Input:
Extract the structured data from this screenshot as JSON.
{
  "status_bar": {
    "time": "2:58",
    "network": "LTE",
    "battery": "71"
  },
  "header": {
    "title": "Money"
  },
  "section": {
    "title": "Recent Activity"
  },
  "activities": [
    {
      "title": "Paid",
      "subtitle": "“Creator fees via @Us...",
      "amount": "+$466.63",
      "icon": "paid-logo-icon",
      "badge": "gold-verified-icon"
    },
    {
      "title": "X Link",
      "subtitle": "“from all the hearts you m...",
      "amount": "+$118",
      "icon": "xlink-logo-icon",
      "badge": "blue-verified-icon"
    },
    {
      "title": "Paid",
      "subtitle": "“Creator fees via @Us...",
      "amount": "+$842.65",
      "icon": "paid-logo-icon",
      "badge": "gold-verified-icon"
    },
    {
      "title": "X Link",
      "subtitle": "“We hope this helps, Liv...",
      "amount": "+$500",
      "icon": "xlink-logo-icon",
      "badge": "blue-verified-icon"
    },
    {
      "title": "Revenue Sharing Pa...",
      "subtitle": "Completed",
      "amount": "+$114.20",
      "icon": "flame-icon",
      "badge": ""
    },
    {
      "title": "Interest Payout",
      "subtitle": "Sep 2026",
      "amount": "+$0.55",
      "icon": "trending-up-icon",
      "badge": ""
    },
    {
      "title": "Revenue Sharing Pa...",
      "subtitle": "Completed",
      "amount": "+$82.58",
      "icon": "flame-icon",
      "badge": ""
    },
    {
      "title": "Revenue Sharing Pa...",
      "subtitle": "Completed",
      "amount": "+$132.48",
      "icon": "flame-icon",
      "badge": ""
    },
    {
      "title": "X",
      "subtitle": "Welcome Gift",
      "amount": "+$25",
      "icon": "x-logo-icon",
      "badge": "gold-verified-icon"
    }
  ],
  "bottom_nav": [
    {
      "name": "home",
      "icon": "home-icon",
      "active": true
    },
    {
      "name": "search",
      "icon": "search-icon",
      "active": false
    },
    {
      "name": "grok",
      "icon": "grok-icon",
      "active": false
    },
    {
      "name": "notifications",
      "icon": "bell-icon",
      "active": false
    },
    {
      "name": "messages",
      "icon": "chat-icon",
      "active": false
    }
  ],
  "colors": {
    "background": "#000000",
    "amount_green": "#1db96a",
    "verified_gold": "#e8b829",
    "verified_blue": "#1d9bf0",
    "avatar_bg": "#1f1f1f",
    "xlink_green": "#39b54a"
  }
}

The problem: Write down the full listing again, exactly.

Exercise result:
Extract the structured data from this screenshot as JSON.
{
  "status_bar": {
    "time": "2:58",
    "network": "LTE",
    "battery": "71"
  },
  "header": {
    "title": "Money"
  },
  "section": {
    "title": "Recent Activity"
  },
  "activities": [
    {
      "title": "Paid",
      "subtitle": "“Creator fees via @Us...",
      "amount": "+$466.63",
      "icon": "paid-logo-icon",
      "badge": "gold-verified-icon"
    },
    {
      "title": "X Link",
      "subtitle": "“from all the hearts you m...",
      "amount": "+$118",
      "icon": "xlink-logo-icon",
      "badge": "blue-verified-icon"
    },
    {
      "title": "Paid",
      "subtitle": "“Creator fees via @Us...",
      "amount": "+$842.65",
      "icon": "paid-logo-icon",
      "badge": "gold-verified-icon"
    },
    {
      "title": "X Link",
      "subtitle": "“We hope this helps, Liv...",
      "amount": "+$500",
      "icon": "xlink-logo-icon",
      "badge": "blue-verified-icon"
    },
    {
      "title": "Revenue Sharing Pa...",
      "subtitle": "Completed",
      "amount": "+$114.20",
      "icon": "flame-icon",
      "badge": ""
    },
    {
      "title": "Interest Payout",
      "subtitle": "Sep 2026",
      "amount": "+$0.55",
      "icon": "trending-up-icon",
      "badge": ""
    },
    {
      "title": "Revenue Sharing Pa...",
      "subtitle": "Completed",
      "amount": "+$82.58",
      "icon": "flame-icon",
      "badge": ""
    },
    {
      "title": "Revenue Sharing Pa...",
      "subtitle": "Completed",
      "amount": "+$132.48",
      "icon": "flame-icon",
      "badge": ""
    },
    {
      "title": "X",
      "subtitle": "Welcome Gift",
      "amount": "+$25",
      "icon": "x-logo-icon",
      "badge": "gold-verified-icon"
    }
  ],
  "bottom_nav": [
    {
      "name": "home",
      "icon": "home-icon",
      "active": true
    },
    {
      "name": "search",
      "icon": "search-icon",
      "active": false
    },
    {
      "name": "grok",
      "icon": "grok-icon",
      "active": false
    },
    {
      "name": "notifications",
      "icon": "bell-icon",
      "active": false
    },
    {
      "name": "messages",
      "icon": "chat-icon",
      "active": false
    }
  ],
  "colors": {
    "background": "#000000",
    "amount_green": "#1db96a",
    "verified_gold": "#e8b829",
    "verified_blue": "#1d9bf0",
    "avatar_bg": "#1f1f1f",
    "xlink_green": "#39b54a"
  }
}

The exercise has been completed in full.